▶ [Supplied material]:
......

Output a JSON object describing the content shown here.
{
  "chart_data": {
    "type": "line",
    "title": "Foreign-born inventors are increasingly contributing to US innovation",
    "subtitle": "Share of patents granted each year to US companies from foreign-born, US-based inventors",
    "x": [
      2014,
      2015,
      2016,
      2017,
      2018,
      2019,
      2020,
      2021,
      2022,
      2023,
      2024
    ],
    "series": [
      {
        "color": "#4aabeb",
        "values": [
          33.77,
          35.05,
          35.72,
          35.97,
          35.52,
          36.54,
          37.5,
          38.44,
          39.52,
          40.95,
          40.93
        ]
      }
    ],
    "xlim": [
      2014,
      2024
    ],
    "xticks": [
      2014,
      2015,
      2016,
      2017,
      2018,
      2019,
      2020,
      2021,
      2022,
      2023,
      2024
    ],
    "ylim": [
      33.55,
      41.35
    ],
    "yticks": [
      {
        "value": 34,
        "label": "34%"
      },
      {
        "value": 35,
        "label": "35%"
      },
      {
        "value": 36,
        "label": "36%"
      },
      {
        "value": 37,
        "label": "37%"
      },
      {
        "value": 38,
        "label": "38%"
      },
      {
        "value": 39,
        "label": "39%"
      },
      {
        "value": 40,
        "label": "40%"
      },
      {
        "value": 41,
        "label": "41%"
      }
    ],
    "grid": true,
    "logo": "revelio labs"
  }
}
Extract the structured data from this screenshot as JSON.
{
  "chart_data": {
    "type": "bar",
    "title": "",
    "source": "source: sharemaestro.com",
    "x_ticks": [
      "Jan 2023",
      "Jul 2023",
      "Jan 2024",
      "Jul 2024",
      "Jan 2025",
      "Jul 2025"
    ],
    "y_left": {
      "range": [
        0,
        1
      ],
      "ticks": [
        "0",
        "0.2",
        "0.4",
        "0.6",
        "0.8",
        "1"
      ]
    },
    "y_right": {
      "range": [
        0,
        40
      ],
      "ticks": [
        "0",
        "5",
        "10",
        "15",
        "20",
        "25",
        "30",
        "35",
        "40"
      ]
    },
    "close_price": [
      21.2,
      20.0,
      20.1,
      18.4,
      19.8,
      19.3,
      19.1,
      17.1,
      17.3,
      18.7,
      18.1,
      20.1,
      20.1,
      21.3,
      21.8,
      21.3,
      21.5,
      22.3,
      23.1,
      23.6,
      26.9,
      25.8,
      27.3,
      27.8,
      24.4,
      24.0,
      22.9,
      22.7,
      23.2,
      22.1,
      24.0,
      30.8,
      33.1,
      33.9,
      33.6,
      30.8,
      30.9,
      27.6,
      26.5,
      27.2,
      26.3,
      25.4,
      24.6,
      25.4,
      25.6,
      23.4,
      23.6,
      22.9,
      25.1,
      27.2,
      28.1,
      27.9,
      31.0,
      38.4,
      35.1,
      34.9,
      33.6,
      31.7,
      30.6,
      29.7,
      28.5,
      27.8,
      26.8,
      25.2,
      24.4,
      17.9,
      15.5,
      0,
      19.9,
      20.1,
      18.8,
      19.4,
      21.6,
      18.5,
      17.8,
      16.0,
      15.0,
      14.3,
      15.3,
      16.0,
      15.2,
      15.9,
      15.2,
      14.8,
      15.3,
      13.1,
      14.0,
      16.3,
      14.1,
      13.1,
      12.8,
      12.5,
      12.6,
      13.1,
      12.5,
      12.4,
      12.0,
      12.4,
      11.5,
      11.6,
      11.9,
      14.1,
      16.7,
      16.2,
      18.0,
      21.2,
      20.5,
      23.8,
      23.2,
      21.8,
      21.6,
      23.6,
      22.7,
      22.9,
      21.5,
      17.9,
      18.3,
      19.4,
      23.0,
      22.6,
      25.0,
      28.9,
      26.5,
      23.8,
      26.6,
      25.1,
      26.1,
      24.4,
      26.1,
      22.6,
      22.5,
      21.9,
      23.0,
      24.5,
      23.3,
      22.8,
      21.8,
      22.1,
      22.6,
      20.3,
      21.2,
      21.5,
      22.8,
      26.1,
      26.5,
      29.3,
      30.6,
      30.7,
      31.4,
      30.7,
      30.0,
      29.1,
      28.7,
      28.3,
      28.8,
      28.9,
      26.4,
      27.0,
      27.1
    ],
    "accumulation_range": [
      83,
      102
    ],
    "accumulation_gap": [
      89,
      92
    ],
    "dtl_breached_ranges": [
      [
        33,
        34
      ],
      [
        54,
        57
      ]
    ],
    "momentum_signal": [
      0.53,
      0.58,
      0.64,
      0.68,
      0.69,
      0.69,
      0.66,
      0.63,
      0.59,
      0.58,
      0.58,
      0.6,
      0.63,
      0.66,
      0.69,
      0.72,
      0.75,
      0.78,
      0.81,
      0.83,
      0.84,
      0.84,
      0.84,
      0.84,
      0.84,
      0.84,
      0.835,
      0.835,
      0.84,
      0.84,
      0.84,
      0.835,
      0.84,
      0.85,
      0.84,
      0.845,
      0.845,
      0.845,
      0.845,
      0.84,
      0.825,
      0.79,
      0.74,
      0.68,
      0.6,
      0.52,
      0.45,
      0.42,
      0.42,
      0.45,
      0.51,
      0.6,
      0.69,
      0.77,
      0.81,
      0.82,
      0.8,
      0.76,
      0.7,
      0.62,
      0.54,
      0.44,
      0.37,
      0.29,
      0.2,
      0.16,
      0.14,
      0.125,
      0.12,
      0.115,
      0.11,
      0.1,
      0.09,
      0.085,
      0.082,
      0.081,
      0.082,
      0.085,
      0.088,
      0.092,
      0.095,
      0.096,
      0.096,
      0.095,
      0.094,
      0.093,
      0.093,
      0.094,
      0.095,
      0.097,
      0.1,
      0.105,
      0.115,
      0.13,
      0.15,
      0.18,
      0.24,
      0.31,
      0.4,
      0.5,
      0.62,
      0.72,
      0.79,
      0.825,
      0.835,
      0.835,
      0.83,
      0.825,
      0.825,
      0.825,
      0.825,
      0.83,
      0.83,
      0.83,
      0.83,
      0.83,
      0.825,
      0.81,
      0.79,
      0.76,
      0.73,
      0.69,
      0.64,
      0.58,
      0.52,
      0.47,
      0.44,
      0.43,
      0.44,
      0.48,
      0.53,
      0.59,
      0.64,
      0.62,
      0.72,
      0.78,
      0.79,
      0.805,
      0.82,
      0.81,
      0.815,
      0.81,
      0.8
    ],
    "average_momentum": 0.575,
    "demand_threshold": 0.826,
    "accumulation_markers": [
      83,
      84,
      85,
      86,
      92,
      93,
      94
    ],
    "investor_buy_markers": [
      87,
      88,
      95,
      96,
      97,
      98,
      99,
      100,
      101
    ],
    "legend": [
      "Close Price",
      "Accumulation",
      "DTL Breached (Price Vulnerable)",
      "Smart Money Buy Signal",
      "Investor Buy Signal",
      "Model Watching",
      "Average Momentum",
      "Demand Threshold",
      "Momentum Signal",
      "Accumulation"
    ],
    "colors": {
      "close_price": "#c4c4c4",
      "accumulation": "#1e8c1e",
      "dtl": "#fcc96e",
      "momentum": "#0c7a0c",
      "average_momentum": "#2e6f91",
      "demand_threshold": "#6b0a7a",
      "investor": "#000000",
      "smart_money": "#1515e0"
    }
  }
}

......

▶ [Instructions to follow]:
Nothing should be changed: write out all of the data as is.

▶ [Exercise result]:
Output a JSON object describing the content shown here.
{
  "chart_data": {
    "type": "line",
    "title": "Foreign-born inventors are increasingly contributing to US innovation",
    "subtitle": "Share of patents granted each year to US companies from foreign-born, US-based inventors",
    "x": [
      2014,
      2015,
      2016,
      2017,
      2018,
      2019,
      2020,
      2021,
      2022,
      2023,
      2024
    ],
    "series": [
      {
        "color": "#4aabeb",
        "values": [
          33.77,
          35.05,
          35.72,
          35.97,
          35.52,
          36.54,
          37.5,
          38.44,
          39.52,
          40.95,
          40.93
        ]
      }
    ],
    "xlim": [
      2014,
      2024
    ],
    "xticks": [
      2014,
      2015,
      2016,
      2017,
      2018,
      2019,
      2020,
      2021,
      2022,
      2023,
      2024
    ],
    "ylim": [
      33.55,
      41.35
    ],
    "yticks": [
      {
        "value": 34,
        "label": "34%"
      },
      {
        "value": 35,
        "label": "35%"
      },
      {
        "value": 36,
        "label": "36%"
      },
      {
        "value": 37,
        "label": "37%"
      },
      {
        "value": 38,
        "label": "38%"
      },
      {
        "value": 39,
        "label": "39%"
      },
      {
        "value": 40,
        "label": "40%"
      },
      {
        "value": 41,
        "label": "41%"
      }
    ],
    "grid": true,
    "logo": "revelio labs"
  }
}
Extract the structured data from this screenshot as JSON.
{
  "chart_data": {
    "type": "bar",
    "title": "",
    "source": "source: sharemaestro.com",
    "x_ticks": [
      "Jan 2023",
      "Jul 2023",
      "Jan 2024",
      "Jul 2024",
      "Jan 2025",
      "Jul 2025"
    ],
    "y_left": {
      "range": [
        0,
        1
      ],
      "ticks": [
        "0",
        "0.2",
        "0.4",
        "0.6",
        "0.8",
        "1"
      ]
    },
    "y_right": {
      "range": [
        0,
        40
      ],
      "ticks": [
        "0",
        "5",
        "10",
        "15",
        "20",
        "25",
        "30",
        "35",
        "40"
      ]
    },
    "close_price": [
      21.2,
      20.0,
      20.1,
      18.4,
      19.8,
      19.3,
      19.1,
      17.1,
      17.3,
      18.7,
      18.1,
      20.1,
      20.1,
      21.3,
      21.8,
      21.3,
      21.5,
      22.3,
      23.1,
      23.6,
      26.9,
      25.8,
      27.3,
      27.8,
      24.4,
      24.0,
      22.9,
      22.7,
      23.2,
      22.1,
      24.0,
      30.8,
      33.1,
      33.9,
      33.6,
      30.8,
      30.9,
      27.6,
      26.5,
      27.2,
      26.3,
      25.4,
      24.6,
      25.4,
      25.6,
      23.4,
      23.6,
      22.9,
      25.1,
      27.2,
      28.1,
      27.9,
      31.0,
      38.4,
      35.1,
      34.9,
      33.6,
      31.7,
      30.6,
      29.7,
      28.5,
      27.8,
      26.8,
      25.2,
      24.4,
      17.9,
      15.5,
      0,
      19.9,
      20.1,
      18.8,
      19.4,
      21.6,
      18.5,
      17.8,
      16.0,
      15.0,
      14.3,
      15.3,
      16.0,
      15.2,
      15.9,
      15.2,
      14.8,
      15.3,
      13.1,
      14.0,
      16.3,
      14.1,
      13.1,
      12.8,
      12.5,
      12.6,
      13.1,
      12.5,
      12.4,
      12.0,
      12.4,
      11.5,
      11.6,
      11.9,
      14.1,
      16.7,
      16.2,
      18.0,
      21.2,
      20.5,
      23.8,
      23.2,
      21.8,
      21.6,
      23.6,
      22.7,
      22.9,
      21.5,
      17.9,
      18.3,
      19.4,
      23.0,
      22.6,
      25.0,
      28.9,
      26.5,
      23.8,
      26.6,
      25.1,
      26.1,
      24.4,
      26.1,
      22.6,
      22.5,
      21.9,
      23.0,
      24.5,
      23.3,
      22.8,
      21.8,
      22.1,
      22.6,
      20.3,
      21.2,
      21.5,
      22.8,
      26.1,
      26.5,
      29.3,
      30.6,
      30.7,
      31.4,
      30.7,
      30.0,
      29.1,
      28.7,
      28.3,
      28.8,
      28.9,
      26.4,
      27.0,
      27.1
    ],
    "accumulation_range": [
      83,
      102
    ],
    "accumulation_gap": [
      89,
      92
    ],
    "dtl_breached_ranges": [
      [
        33,
        34
      ],
      [
        54,
        57
      ]
    ],
    "momentum_signal": [
      0.53,
      0.58,
      0.64,
      0.68,
      0.69,
      0.69,
      0.66,
      0.63,
      0.59,
      0.58,
      0.58,
      0.6,
      0.63,
      0.66,
      0.69,
      0.72,
      0.75,
      0.78,
      0.81,
      0.83,
      0.84,
      0.84,
      0.84,
      0.84,
      0.84,
      0.84,
      0.835,
      0.835,
      0.84,
      0.84,
      0.84,
      0.835,
      0.84,
      0.85,
      0.84,
      0.845,
      0.845,
      0.845,
      0.845,
      0.84,
      0.825,
      0.79,
      0.74,
      0.68,
      0.6,
      0.52,
      0.45,
      0.42,
      0.42,
      0.45,
      0.51,
      0.6,
      0.69,
      0.77,
      0.81,
      0.82,
      0.8,
      0.76,
      0.7,
      0.62,
      0.54,
      0.44,
      0.37,
      0.29,
      0.2,
      0.16,
      0.14,
      0.125,
      0.12,
      0.115,
      0.11,
      0.1,
      0.09,
      0.085,
      0.082,
      0.081,
      0.082,
      0.085,
      0.088,
      0.092,
      0.095,
      0.096,
      0.096,
      0.095,
      0.094,
      0.093,
      0.093,
      0.094,
      0.095,
      0.097,
      0.1,
      0.105,
      0.115,
      0.13,
      0.15,
      0.18,
      0.24,
      0.31,
      0.4,
      0.5,
      0.62,
      0.72,
      0.79,
      0.825,
      0.835,
      0.835,
      0.83,
      0.825,
      0.825,
      0.825,
      0.825,
      0.83,
      0.83,
      0.83,
      0.83,
      0.83,
      0.825,
      0.81,
      0.79,
      0.76,
      0.73,
      0.69,
      0.64,
      0.58,
      0.52,
      0.47,
      0.44,
      0.43,
      0.44,
      0.48,
      0.53,
      0.59,
      0.64,
      0.62,
      0.72,
      0.78,
      0.79,
      0.805,
      0.82,
      0.81,
      0.815,
      0.81,
      0.8
    ],
    "average_momentum": 0.575,
    "demand_threshold": 0.826,
    "accumulation_markers": [
      83,
      84,
      85,
      86,
      92,
      93,
      94
    ],
    "investor_buy_markers": [
      87,
      88,
      95,
      96,
      97,
      98,
      99,
      100,
      101
    ],
    "legend": [
      "Close Price",
      "Accumulation",
      "DTL Breached (Price Vulnerable)",
      "Smart Money Buy Signal",
      "Investor Buy Signal",
      "Model Watching",
      "Average Momentum",
      "Demand Threshold",
      "Momentum Signal",
      "Accumulation"
    ],
    "colors": {
      "close_price": "#c4c4c4",
      "accumulation": "#1e8c1e",
      "dtl": "#fcc96e",
      "momentum": "#0c7a0c",
      "average_momentum": "#2e6f91",
      "demand_threshold": "#6b0a7a",
      "investor": "#000000",
      "smart_money": "#1515e0"
    }
  }
}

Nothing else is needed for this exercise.